DATA RECORDS -
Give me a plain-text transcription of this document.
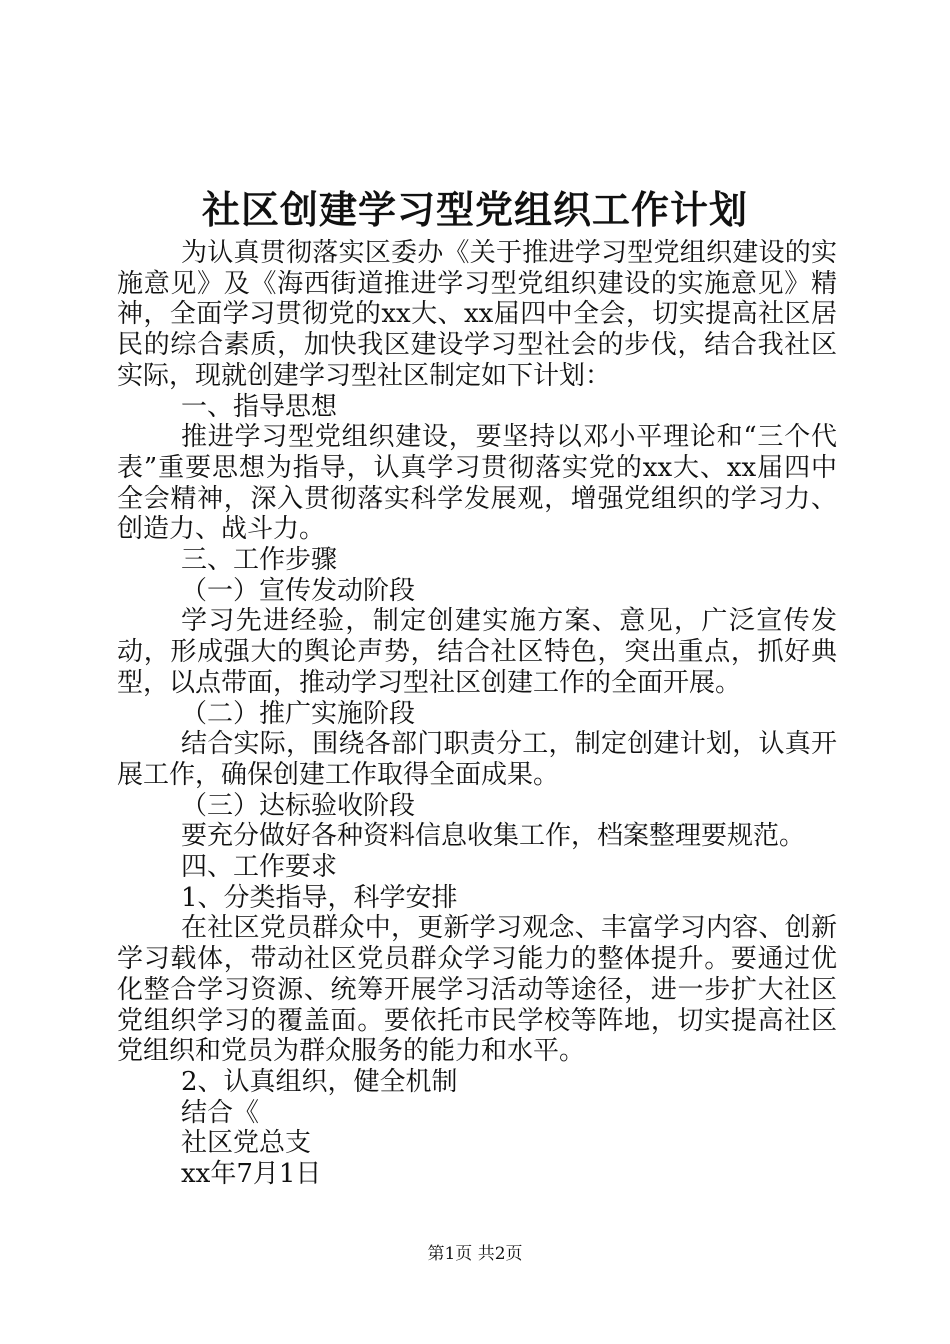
社区创建学习型党组织工作计划

为认真贯彻落实区委办《关于推进学习型党组织建设的实施意见》及《海西街道推进学习型党组织建设的实施意见》精神，全面学习贯彻党的xx大、xx届四中全会，切实提高社区居民的综合素质，加快我区建设学习型社会的步伐，结合我社区实际，现就创建学习型社区制定如下计划：

一、指导思想

推进学习型党组织建设，要坚持以邓小平理论和“三个代表”重要思想为指导，认真学习贯彻落实党的xx大、xx届四中全会精神，深入贯彻落实科学发展观，增强党组织的学习力、创造力、战斗力。

三、工作步骤

（一）宣传发动阶段

学习先进经验，制定创建实施方案、意见，广泛宣传发动，形成强大的舆论声势，结合社区特色，突出重点，抓好典型，以点带面，推动学习型社区创建工作的全面开展。

（二）推广实施阶段

结合实际，围绕各部门职责分工，制定创建计划，认真开展工作，确保创建工作取得全面成果。

（三）达标验收阶段

要充分做好各种资料信息收集工作，档案整理要规范。

四、工作要求

1、分类指导，科学安排

在社区党员群众中，更新学习观念、丰富学习内容、创新学习载体，带动社区党员群众学习能力的整体提升。要通过优化整合学习资源、统筹开展学习活动等途径，进一步扩大社区党组织学习的覆盖面。要依托市民学校等阵地，切实提高社区党组织和党员为群众服务的能力和水平。

2、认真组织，健全机制

结合《

社区党总支

xx年7月1日

第1页 共2页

WRITTEN TASK -
Reproduce each entry precisely. Leave the pictures out.

COMPLETE RESPONSE -
Give me a plain-text transcription of this document.
社区创建学习型党组织工作计划

为认真贯彻落实区委办《关于推进学习型党组织建设的实施意见》及《海西街道推进学习型党组织建设的实施意见》精神，全面学习贯彻党的xx大、xx届四中全会，切实提高社区居民的综合素质，加快我区建设学习型社会的步伐，结合我社区实际，现就创建学习型社区制定如下计划：

一、指导思想

推进学习型党组织建设，要坚持以邓小平理论和“三个代表”重要思想为指导，认真学习贯彻落实党的xx大、xx届四中全会精神，深入贯彻落实科学发展观，增强党组织的学习力、创造力、战斗力。

三、工作步骤

（一）宣传发动阶段

学习先进经验，制定创建实施方案、意见，广泛宣传发动，形成强大的舆论声势，结合社区特色，突出重点，抓好典型，以点带面，推动学习型社区创建工作的全面开展。

（二）推广实施阶段

结合实际，围绕各部门职责分工，制定创建计划，认真开展工作，确保创建工作取得全面成果。

（三）达标验收阶段

要充分做好各种资料信息收集工作，档案整理要规范。

四、工作要求

1、分类指导，科学安排

在社区党员群众中，更新学习观念、丰富学习内容、创新学习载体，带动社区党员群众学习能力的整体提升。要通过优化整合学习资源、统筹开展学习活动等途径，进一步扩大社区党组织学习的覆盖面。要依托市民学校等阵地，切实提高社区党组织和党员为群众服务的能力和水平。

2、认真组织，健全机制

结合《

社区党总支

xx年7月1日

第1页 共2页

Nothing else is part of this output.